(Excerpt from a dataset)

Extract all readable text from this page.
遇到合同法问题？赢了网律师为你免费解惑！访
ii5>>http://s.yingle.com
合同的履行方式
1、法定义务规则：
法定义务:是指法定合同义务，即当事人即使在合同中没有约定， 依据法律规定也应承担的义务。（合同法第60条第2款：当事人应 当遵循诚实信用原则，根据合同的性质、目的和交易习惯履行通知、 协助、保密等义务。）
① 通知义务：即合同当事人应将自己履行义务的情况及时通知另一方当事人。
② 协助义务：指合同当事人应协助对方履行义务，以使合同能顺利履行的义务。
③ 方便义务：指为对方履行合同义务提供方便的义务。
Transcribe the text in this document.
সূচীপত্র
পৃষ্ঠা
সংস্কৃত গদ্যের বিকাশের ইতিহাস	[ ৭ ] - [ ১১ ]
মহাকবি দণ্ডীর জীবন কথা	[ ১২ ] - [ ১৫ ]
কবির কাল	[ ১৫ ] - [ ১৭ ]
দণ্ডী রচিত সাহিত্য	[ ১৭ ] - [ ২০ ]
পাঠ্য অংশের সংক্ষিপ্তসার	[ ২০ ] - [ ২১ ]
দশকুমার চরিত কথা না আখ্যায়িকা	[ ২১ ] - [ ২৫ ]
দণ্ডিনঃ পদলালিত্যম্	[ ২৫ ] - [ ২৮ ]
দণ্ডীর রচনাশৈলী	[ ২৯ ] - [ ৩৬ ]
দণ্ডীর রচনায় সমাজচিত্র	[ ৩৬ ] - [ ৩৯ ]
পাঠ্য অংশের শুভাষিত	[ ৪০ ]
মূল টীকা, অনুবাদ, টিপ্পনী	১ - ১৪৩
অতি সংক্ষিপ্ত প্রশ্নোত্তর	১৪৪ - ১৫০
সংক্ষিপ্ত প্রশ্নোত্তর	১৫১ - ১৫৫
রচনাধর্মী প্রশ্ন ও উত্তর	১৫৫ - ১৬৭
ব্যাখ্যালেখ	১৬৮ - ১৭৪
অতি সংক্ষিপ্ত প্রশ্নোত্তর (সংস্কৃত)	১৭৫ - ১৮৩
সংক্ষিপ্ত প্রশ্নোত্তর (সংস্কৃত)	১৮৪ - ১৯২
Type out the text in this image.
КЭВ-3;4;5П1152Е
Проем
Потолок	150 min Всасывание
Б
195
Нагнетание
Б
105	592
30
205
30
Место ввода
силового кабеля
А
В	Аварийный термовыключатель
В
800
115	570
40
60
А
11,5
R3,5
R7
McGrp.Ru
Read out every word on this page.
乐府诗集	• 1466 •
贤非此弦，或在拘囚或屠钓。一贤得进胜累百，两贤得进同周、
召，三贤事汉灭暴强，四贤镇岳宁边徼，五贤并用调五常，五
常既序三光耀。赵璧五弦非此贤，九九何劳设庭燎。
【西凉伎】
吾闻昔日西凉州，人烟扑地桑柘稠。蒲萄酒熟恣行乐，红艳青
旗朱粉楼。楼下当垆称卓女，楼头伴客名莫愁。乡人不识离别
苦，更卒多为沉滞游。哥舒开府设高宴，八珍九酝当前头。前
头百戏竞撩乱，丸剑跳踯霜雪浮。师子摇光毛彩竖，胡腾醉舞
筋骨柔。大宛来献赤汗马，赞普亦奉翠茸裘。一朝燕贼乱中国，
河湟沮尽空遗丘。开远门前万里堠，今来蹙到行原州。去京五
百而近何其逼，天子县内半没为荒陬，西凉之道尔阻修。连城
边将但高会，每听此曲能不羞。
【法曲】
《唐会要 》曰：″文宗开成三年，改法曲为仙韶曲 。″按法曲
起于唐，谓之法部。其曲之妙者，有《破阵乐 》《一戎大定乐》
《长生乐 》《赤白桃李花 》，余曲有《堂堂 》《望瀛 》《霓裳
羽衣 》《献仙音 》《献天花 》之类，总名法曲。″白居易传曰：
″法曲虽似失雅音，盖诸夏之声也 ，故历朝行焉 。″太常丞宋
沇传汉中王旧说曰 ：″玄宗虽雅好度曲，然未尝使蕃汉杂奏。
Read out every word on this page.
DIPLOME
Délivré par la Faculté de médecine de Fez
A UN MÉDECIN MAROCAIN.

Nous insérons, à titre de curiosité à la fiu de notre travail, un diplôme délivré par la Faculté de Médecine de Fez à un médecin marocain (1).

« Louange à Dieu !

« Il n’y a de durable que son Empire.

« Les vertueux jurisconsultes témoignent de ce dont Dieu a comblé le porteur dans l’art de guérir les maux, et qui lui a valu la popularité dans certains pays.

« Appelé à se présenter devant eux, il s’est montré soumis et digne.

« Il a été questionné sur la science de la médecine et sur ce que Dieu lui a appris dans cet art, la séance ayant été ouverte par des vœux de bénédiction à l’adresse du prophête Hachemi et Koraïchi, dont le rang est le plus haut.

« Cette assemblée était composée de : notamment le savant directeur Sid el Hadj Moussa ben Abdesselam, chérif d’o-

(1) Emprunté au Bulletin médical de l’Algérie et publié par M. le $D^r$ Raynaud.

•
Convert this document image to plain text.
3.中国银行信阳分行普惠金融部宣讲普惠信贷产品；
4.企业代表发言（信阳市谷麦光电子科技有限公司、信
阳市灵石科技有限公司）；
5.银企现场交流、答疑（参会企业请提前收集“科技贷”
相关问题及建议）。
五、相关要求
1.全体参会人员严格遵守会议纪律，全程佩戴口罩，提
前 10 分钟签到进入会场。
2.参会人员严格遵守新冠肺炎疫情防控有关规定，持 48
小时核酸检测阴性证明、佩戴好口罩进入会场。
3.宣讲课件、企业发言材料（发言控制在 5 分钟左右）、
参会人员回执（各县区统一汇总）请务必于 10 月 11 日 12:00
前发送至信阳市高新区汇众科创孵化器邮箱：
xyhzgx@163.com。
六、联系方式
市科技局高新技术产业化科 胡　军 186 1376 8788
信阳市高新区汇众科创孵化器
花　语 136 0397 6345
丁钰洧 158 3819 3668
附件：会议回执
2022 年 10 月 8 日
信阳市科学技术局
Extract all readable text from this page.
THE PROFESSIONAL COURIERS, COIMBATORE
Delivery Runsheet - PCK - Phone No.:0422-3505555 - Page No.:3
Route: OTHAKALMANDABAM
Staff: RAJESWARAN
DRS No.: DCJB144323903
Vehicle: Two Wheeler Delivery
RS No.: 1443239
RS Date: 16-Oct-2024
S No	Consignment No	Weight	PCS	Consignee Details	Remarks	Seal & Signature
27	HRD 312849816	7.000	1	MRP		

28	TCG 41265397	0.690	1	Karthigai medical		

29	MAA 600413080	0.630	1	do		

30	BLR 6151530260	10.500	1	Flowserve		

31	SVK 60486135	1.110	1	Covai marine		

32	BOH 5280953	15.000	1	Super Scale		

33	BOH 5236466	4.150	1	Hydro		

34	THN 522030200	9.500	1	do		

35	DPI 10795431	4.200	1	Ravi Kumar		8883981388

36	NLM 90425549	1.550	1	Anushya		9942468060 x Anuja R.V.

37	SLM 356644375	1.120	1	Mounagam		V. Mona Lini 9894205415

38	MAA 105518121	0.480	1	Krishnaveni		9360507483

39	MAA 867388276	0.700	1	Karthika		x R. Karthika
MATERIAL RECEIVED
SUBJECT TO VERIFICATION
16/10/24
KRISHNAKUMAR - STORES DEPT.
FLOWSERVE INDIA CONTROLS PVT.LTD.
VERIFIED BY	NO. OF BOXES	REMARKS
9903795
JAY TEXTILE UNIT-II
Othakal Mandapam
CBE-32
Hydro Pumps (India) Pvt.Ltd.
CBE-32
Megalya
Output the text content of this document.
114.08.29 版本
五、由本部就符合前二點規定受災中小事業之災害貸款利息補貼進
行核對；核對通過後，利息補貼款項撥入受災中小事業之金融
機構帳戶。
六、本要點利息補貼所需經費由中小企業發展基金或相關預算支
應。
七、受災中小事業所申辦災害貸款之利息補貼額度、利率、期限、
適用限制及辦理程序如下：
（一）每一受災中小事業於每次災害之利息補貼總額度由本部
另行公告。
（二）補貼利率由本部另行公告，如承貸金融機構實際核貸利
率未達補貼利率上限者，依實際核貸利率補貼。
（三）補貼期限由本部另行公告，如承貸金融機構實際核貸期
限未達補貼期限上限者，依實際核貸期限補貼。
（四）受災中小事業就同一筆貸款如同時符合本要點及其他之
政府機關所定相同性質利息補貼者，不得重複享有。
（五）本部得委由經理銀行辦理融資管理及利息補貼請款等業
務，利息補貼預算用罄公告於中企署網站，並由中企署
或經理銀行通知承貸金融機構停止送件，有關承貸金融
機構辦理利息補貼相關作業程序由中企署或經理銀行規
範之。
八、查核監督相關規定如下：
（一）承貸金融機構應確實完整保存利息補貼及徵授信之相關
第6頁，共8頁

Instructions for the task
Every line in the data above that contains "dans" needs to be copied.

Completed exercise
« Les vertueux jurisconsultes témoignent de ce dont Dieu a comblé le porteur dans l’art de guérir les maux, et qui lui a valu la popularité dans certains pays.
« Il a été questionné sur la science de la médecine et sur ce que Dieu lui a appris dans cet art, la séance ayant été ouverte par des vœux de bénédiction à l’adresse du prophête Hachemi et Koraïchi, dont le rang est le plus haut.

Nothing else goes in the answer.